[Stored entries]
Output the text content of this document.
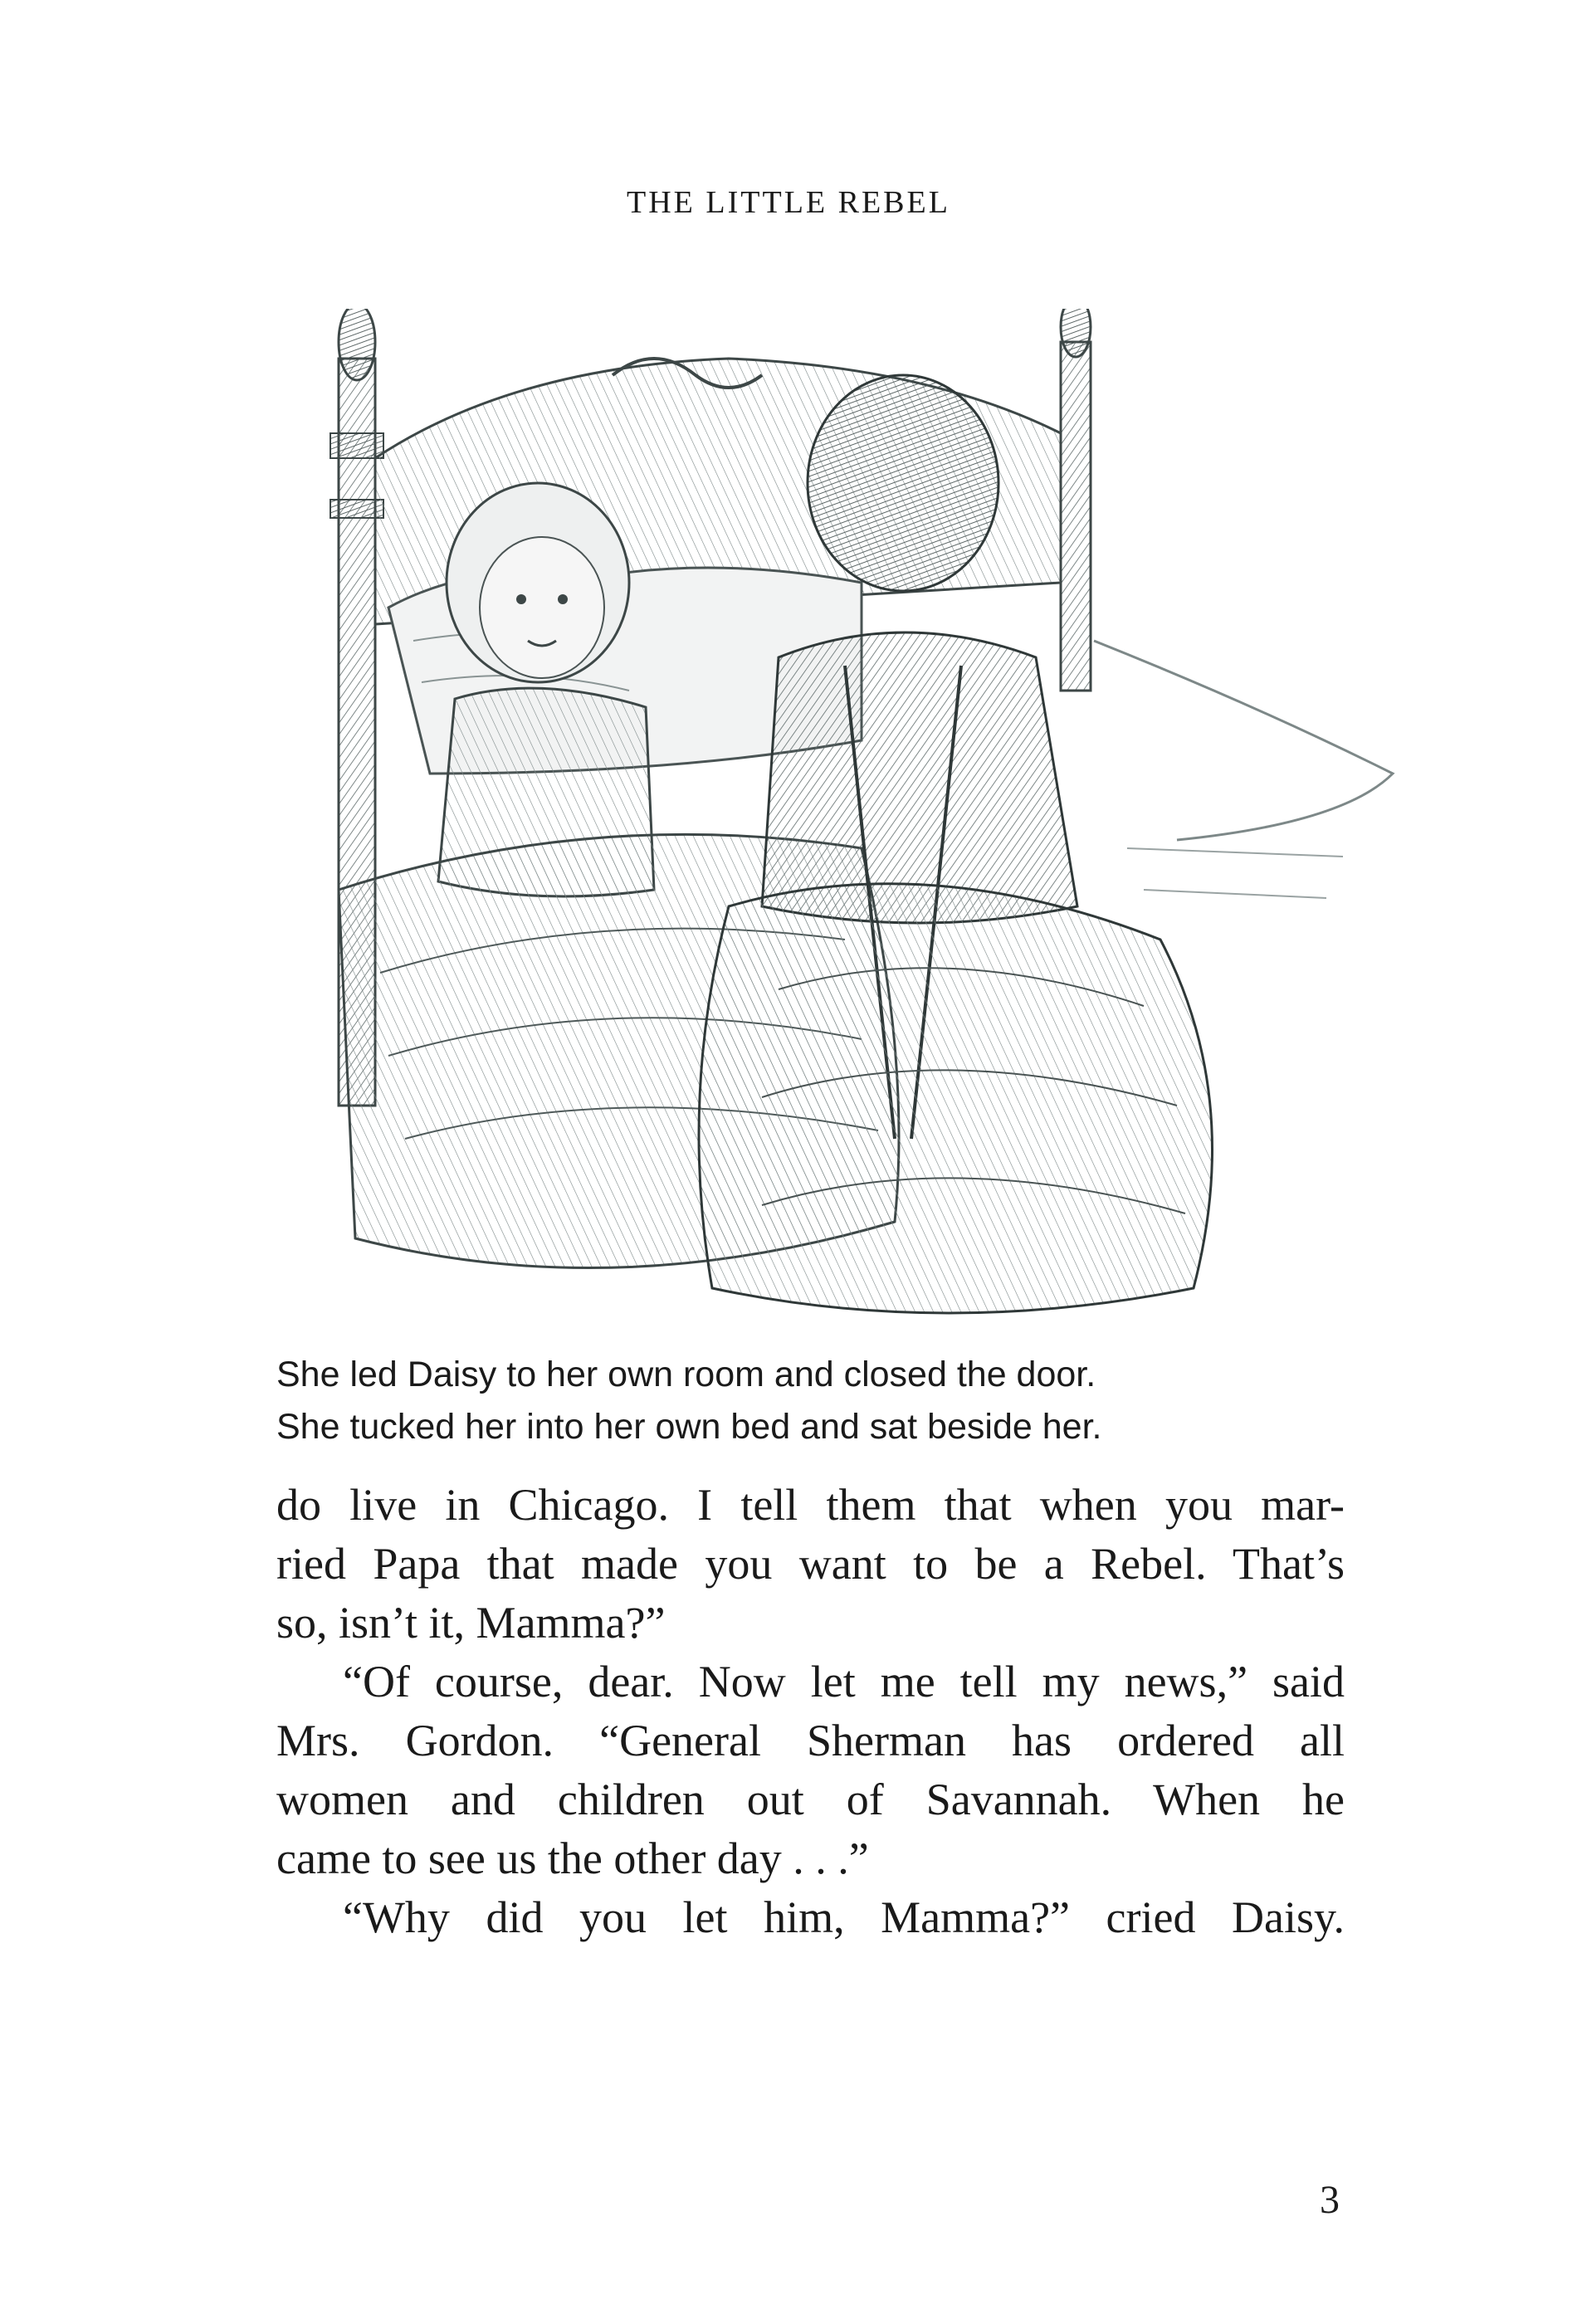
THE LITTLE REBEL
She led Daisy to her own room and closed the door.
She tucked her into her own bed and sat beside her.
do live in Chicago. I tell them that when you mar-
ried Papa that made you want to be a Rebel. That’s
so, isn’t it, Mamma?”
“Of course, dear. Now let me tell my news,” said
Mrs. Gordon. “General Sherman has ordered all
women and children out of Savannah. When he
came to see us the other day . . .”
“Why did you let him, Mamma?” cried Daisy.
3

▶ WORK INSTRUCTIONS
The data should be printed again unchanged; leave its pictures out.

▶ ANSWER TO THIS EXERCISE
Output the text content of this document.
THE LITTLE REBEL
She led Daisy to her own room and closed the door.
She tucked her into her own bed and sat beside her.
do live in Chicago. I tell them that when you mar-
ried Papa that made you want to be a Rebel. That’s
so, isn’t it, Mamma?”
“Of course, dear. Now let me tell my news,” said
Mrs. Gordon. “General Sherman has ordered all
women and children out of Savannah. When he
came to see us the other day . . .”
“Why did you let him, Mamma?” cried Daisy.
3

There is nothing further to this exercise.